== Entries provided

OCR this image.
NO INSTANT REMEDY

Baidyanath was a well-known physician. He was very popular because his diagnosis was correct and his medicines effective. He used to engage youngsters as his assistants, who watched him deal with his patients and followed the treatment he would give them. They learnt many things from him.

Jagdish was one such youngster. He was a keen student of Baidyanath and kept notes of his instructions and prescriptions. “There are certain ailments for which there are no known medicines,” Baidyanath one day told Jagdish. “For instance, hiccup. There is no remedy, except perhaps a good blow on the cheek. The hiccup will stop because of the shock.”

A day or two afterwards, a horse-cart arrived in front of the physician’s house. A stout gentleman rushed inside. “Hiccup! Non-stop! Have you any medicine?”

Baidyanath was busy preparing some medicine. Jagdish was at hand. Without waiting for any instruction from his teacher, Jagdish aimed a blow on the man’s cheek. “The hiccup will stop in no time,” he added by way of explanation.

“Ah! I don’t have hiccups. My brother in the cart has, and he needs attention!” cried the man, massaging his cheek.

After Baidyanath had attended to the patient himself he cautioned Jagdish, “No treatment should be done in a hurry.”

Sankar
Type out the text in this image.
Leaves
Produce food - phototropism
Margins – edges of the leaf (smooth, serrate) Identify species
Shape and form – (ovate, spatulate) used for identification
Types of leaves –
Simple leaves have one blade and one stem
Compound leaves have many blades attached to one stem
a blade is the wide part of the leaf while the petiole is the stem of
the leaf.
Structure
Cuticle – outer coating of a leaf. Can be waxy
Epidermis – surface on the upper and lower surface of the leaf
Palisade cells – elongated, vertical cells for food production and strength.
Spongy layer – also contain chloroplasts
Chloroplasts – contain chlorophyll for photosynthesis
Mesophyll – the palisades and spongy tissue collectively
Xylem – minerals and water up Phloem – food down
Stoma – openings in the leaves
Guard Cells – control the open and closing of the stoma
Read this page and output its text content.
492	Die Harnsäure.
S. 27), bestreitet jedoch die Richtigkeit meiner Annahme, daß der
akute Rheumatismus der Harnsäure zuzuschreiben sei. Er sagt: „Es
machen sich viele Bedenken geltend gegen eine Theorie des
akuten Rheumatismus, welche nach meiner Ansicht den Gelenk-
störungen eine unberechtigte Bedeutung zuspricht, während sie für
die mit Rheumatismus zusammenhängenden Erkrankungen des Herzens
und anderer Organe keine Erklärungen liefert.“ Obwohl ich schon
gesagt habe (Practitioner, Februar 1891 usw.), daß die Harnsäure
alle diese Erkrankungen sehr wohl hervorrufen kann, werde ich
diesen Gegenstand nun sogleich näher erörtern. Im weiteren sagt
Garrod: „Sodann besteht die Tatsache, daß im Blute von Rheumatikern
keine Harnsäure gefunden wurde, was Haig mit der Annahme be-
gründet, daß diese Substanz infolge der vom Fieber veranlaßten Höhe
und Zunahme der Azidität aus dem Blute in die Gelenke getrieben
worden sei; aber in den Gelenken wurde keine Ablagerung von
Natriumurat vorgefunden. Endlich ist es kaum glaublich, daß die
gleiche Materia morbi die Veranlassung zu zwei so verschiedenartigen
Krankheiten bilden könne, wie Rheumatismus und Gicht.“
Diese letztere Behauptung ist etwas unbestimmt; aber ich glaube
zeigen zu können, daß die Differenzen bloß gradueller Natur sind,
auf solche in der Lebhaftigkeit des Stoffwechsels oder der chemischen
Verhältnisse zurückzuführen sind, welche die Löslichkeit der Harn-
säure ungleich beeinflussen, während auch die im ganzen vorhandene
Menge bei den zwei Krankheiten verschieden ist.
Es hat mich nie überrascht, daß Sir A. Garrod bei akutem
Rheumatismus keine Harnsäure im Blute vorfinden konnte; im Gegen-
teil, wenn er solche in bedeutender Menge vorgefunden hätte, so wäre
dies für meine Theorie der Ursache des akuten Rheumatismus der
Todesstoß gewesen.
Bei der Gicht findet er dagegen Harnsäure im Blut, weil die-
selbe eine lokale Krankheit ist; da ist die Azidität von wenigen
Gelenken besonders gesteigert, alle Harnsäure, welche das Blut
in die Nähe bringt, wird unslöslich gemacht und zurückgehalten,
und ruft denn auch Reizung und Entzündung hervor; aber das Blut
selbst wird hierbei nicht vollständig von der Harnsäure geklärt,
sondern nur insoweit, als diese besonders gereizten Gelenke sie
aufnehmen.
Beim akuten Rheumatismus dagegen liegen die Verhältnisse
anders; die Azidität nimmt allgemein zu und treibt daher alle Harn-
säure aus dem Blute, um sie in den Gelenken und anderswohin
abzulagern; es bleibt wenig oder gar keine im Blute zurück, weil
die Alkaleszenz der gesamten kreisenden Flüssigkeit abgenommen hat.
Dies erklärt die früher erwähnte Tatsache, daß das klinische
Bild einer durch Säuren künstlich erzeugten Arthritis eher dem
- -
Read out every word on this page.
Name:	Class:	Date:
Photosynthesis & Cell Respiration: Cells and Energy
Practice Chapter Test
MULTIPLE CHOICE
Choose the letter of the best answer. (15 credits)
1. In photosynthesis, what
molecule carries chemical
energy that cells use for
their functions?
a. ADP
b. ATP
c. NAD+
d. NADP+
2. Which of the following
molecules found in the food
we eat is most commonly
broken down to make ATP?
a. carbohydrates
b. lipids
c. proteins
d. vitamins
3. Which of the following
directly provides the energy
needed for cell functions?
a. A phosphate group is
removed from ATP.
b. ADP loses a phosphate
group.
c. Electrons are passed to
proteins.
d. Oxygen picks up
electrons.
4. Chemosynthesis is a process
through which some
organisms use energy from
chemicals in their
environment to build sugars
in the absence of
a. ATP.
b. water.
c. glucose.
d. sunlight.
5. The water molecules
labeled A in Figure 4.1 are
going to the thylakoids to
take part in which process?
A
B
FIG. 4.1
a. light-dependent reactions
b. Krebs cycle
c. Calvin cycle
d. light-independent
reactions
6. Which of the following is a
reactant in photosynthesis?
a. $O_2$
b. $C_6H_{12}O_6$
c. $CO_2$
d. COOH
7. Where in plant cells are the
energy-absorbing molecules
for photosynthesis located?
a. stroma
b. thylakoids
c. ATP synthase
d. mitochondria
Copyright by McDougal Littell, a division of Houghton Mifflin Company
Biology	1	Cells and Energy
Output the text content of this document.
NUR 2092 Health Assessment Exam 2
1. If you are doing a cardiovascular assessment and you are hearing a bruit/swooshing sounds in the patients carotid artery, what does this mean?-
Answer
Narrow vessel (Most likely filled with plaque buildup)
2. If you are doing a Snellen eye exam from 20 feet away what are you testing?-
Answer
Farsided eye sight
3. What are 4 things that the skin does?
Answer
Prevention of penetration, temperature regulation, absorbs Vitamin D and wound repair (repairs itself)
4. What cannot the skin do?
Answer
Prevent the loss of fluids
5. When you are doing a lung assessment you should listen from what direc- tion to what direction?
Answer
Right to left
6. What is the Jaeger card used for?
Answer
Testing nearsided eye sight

====

▸ Your assignment: Everything from the line with "Output the text content of this document." through the end of the listing, both ends included, needs to be transcribed exactly, with no other lines.

▸ Task answer:
Output the text content of this document.
NUR 2092 Health Assessment Exam 2
1. If you are doing a cardiovascular assessment and you are hearing a bruit/swooshing sounds in the patients carotid artery, what does this mean?-
Answer
Narrow vessel (Most likely filled with plaque buildup)
2. If you are doing a Snellen eye exam from 20 feet away what are you testing?-
Answer
Farsided eye sight
3. What are 4 things that the skin does?
Answer
Prevention of penetration, temperature regulation, absorbs Vitamin D and wound repair (repairs itself)
4. What cannot the skin do?
Answer
Prevent the loss of fluids
5. When you are doing a lung assessment you should listen from what direc- tion to what direction?
Answer
Right to left
6. What is the Jaeger card used for?
Answer
Testing nearsided eye sight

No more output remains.